## begin RECORDS FOR THE EXERCISE

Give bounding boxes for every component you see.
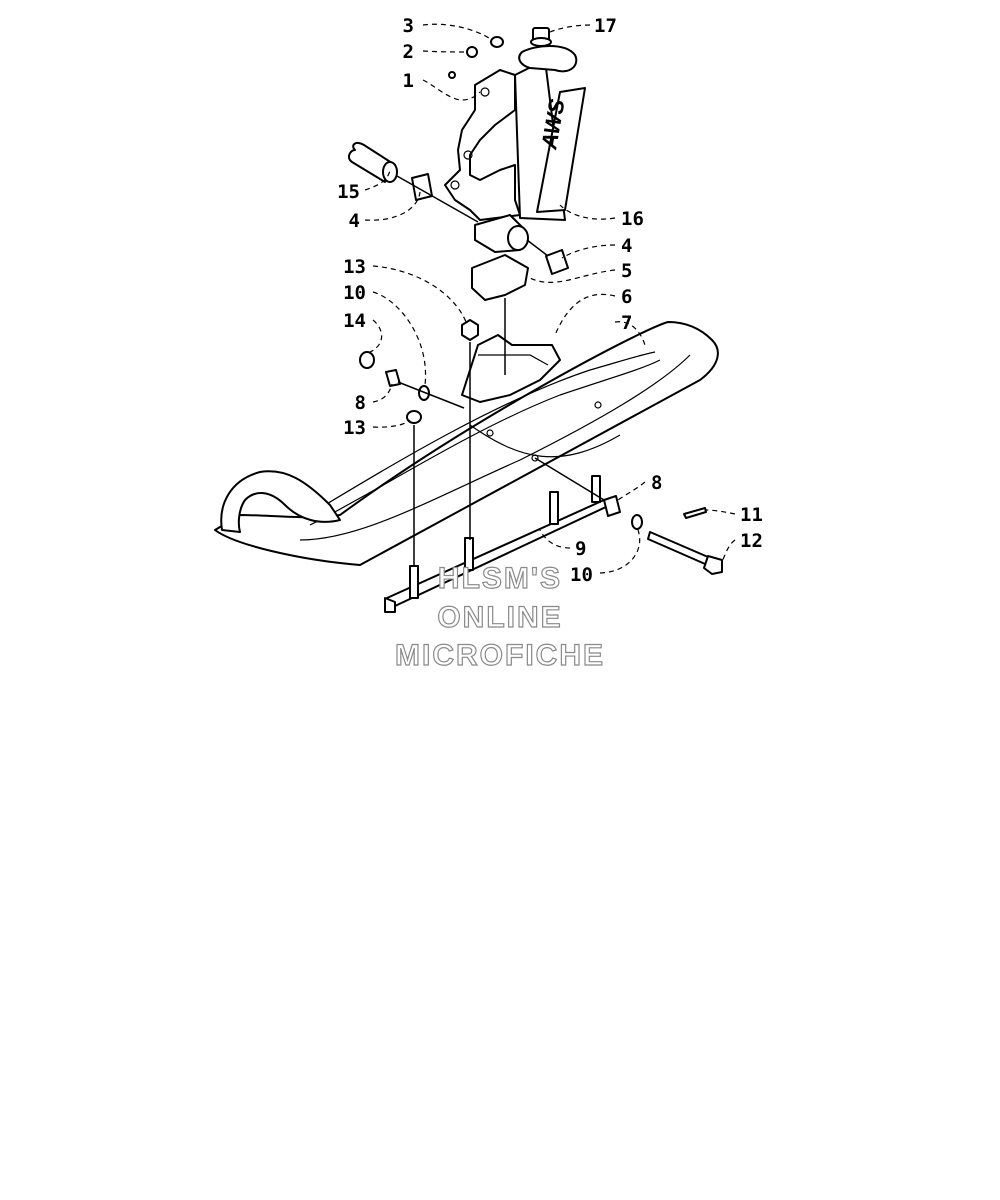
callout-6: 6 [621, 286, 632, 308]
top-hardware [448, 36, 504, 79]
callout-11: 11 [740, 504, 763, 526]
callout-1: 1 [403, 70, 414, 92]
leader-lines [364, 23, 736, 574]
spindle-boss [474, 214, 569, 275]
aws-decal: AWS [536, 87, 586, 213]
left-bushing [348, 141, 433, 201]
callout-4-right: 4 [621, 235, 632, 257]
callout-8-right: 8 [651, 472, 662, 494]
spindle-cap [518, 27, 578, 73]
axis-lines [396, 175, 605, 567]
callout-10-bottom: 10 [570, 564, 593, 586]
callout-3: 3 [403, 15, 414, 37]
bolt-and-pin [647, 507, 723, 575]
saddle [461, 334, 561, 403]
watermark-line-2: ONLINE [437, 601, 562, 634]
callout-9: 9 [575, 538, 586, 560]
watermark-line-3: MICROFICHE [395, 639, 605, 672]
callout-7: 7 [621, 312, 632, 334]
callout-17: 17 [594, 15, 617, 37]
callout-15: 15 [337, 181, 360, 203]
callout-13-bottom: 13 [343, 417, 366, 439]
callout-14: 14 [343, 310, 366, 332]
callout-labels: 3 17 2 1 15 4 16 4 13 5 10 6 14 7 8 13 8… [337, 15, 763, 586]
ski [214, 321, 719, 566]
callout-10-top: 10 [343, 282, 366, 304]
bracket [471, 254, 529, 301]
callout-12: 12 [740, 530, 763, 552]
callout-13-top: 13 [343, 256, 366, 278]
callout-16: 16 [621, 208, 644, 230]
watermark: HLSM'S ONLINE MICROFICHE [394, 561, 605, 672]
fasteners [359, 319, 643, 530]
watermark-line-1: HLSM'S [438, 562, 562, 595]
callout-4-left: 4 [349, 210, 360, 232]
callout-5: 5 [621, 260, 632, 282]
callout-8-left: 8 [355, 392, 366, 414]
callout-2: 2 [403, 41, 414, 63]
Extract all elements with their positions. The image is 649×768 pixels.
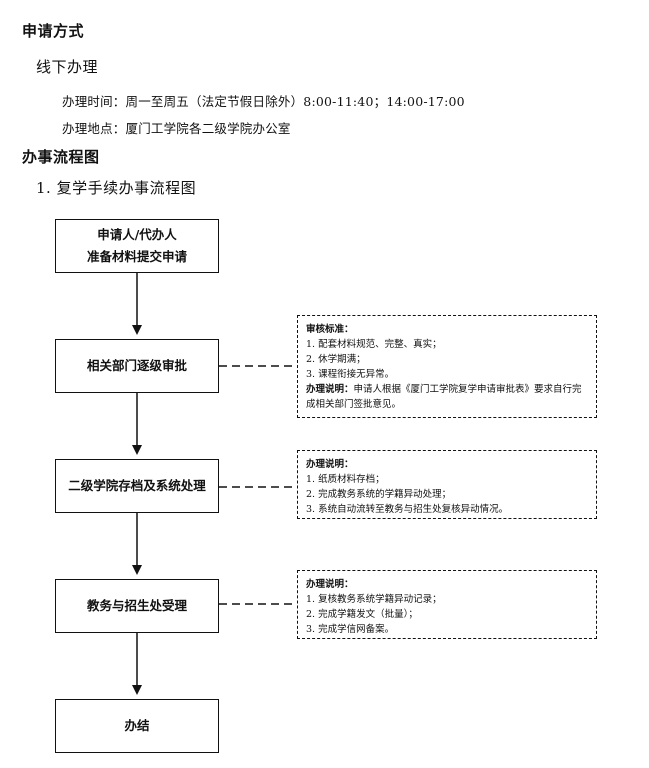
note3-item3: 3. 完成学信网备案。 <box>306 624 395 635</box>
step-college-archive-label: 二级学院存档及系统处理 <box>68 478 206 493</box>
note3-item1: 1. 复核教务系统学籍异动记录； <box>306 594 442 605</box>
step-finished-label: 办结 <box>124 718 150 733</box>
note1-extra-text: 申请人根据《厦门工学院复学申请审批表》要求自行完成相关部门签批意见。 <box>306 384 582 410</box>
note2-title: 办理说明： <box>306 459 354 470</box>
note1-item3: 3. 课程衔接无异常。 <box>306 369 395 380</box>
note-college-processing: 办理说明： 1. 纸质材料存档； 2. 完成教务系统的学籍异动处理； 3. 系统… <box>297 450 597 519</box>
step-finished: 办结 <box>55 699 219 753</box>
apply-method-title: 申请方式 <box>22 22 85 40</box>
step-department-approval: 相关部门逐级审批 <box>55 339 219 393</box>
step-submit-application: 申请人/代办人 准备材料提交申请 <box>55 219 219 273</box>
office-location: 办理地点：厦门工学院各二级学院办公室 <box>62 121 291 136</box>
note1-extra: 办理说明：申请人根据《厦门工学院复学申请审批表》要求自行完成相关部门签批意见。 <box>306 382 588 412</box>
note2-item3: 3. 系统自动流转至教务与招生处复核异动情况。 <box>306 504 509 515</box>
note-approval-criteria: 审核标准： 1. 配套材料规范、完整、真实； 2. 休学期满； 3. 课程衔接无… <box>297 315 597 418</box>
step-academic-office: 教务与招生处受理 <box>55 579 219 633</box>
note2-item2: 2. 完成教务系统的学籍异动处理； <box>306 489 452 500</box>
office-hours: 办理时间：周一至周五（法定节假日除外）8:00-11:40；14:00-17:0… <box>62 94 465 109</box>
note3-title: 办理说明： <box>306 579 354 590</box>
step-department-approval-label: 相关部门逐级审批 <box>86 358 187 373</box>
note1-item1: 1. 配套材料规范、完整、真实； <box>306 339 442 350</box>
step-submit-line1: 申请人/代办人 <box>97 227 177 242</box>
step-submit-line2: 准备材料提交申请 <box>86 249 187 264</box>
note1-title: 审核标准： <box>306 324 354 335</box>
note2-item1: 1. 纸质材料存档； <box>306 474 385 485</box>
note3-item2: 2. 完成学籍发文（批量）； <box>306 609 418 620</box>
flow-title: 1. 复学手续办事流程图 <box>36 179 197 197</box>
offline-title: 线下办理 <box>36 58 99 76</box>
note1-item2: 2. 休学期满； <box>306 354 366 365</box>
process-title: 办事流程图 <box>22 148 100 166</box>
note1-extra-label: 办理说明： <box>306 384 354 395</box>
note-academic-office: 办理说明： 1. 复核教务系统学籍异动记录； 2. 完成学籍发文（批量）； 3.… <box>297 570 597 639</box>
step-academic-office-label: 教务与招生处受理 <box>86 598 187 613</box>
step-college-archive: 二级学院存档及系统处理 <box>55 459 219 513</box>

## end RECORDS FOR THE EXERCISE

= DO THIS =
Update the lines above so that "MICROFICHE" becomes "MICROFILM" everywhere it occurs, changing nothing else. Leave the pictures out of your answer.

= COMPLETE OUTPUT =
Give bounding boxes for every component you see.
callout-6: 6 [621, 286, 632, 308]
top-hardware [448, 36, 504, 79]
callout-11: 11 [740, 504, 763, 526]
callout-1: 1 [403, 70, 414, 92]
leader-lines [364, 23, 736, 574]
spindle-boss [474, 214, 569, 275]
aws-decal: AWS [536, 87, 586, 213]
left-bushing [348, 141, 433, 201]
callout-4-right: 4 [621, 235, 632, 257]
callout-8-right: 8 [651, 472, 662, 494]
spindle-cap [518, 27, 578, 73]
axis-lines [396, 175, 605, 567]
callout-10-bottom: 10 [570, 564, 593, 586]
callout-3: 3 [403, 15, 414, 37]
bolt-and-pin [647, 507, 723, 575]
saddle [461, 334, 561, 403]
watermark-line-2: ONLINE [437, 601, 562, 634]
callout-9: 9 [575, 538, 586, 560]
watermark-line-3: MICROFILM [395, 639, 605, 672]
callout-7: 7 [621, 312, 632, 334]
callout-17: 17 [594, 15, 617, 37]
callout-15: 15 [337, 181, 360, 203]
callout-13-bottom: 13 [343, 417, 366, 439]
callout-14: 14 [343, 310, 366, 332]
callout-labels: 3 17 2 1 15 4 16 4 13 5 10 6 14 7 8 13 8… [337, 15, 763, 586]
ski [214, 321, 719, 566]
callout-10-top: 10 [343, 282, 366, 304]
bracket [471, 254, 529, 301]
callout-12: 12 [740, 530, 763, 552]
callout-13-top: 13 [343, 256, 366, 278]
callout-16: 16 [621, 208, 644, 230]
watermark: HLSM'S ONLINE MICROFILM [394, 561, 605, 672]
fasteners [359, 319, 643, 530]
watermark-line-1: HLSM'S [438, 562, 562, 595]
callout-4-left: 4 [349, 210, 360, 232]
callout-5: 5 [621, 260, 632, 282]
callout-8-left: 8 [355, 392, 366, 414]
callout-2: 2 [403, 41, 414, 63]
Extract all elements with their positions. The image is 649×768 pixels.
note3-item3: 3. 完成学信网备案。 <box>306 624 395 635</box>
step-college-archive-label: 二级学院存档及系统处理 <box>68 478 206 493</box>
note3-item1: 1. 复核教务系统学籍异动记录； <box>306 594 442 605</box>
step-finished-label: 办结 <box>124 718 150 733</box>
note1-extra-text: 申请人根据《厦门工学院复学申请审批表》要求自行完成相关部门签批意见。 <box>306 384 582 410</box>
note2-title: 办理说明： <box>306 459 354 470</box>
note1-item3: 3. 课程衔接无异常。 <box>306 369 395 380</box>
note-college-processing: 办理说明： 1. 纸质材料存档； 2. 完成教务系统的学籍异动处理； 3. 系统… <box>297 450 597 519</box>
step-finished: 办结 <box>55 699 219 753</box>
apply-method-title: 申请方式 <box>22 22 85 40</box>
step-department-approval: 相关部门逐级审批 <box>55 339 219 393</box>
step-submit-application: 申请人/代办人 准备材料提交申请 <box>55 219 219 273</box>
office-location: 办理地点：厦门工学院各二级学院办公室 <box>62 121 291 136</box>
note1-extra: 办理说明：申请人根据《厦门工学院复学申请审批表》要求自行完成相关部门签批意见。 <box>306 382 588 412</box>
note2-item3: 3. 系统自动流转至教务与招生处复核异动情况。 <box>306 504 509 515</box>
note-approval-criteria: 审核标准： 1. 配套材料规范、完整、真实； 2. 休学期满； 3. 课程衔接无… <box>297 315 597 418</box>
step-academic-office: 教务与招生处受理 <box>55 579 219 633</box>
note2-item2: 2. 完成教务系统的学籍异动处理； <box>306 489 452 500</box>
office-hours: 办理时间：周一至周五（法定节假日除外）8:00-11:40；14:00-17:0… <box>62 94 465 109</box>
note3-title: 办理说明： <box>306 579 354 590</box>
step-department-approval-label: 相关部门逐级审批 <box>86 358 187 373</box>
note1-item1: 1. 配套材料规范、完整、真实； <box>306 339 442 350</box>
step-submit-line1: 申请人/代办人 <box>97 227 177 242</box>
step-submit-line2: 准备材料提交申请 <box>86 249 187 264</box>
note1-title: 审核标准： <box>306 324 354 335</box>
note2-item1: 1. 纸质材料存档； <box>306 474 385 485</box>
note3-item2: 2. 完成学籍发文（批量）； <box>306 609 418 620</box>
flow-title: 1. 复学手续办事流程图 <box>36 179 197 197</box>
offline-title: 线下办理 <box>36 58 99 76</box>
note1-item2: 2. 休学期满； <box>306 354 366 365</box>
process-title: 办事流程图 <box>22 148 100 166</box>
note1-extra-label: 办理说明： <box>306 384 354 395</box>
note-academic-office: 办理说明： 1. 复核教务系统学籍异动记录； 2. 完成学籍发文（批量）； 3.… <box>297 570 597 639</box>
step-academic-office-label: 教务与招生处受理 <box>86 598 187 613</box>
step-college-archive: 二级学院存档及系统处理 <box>55 459 219 513</box>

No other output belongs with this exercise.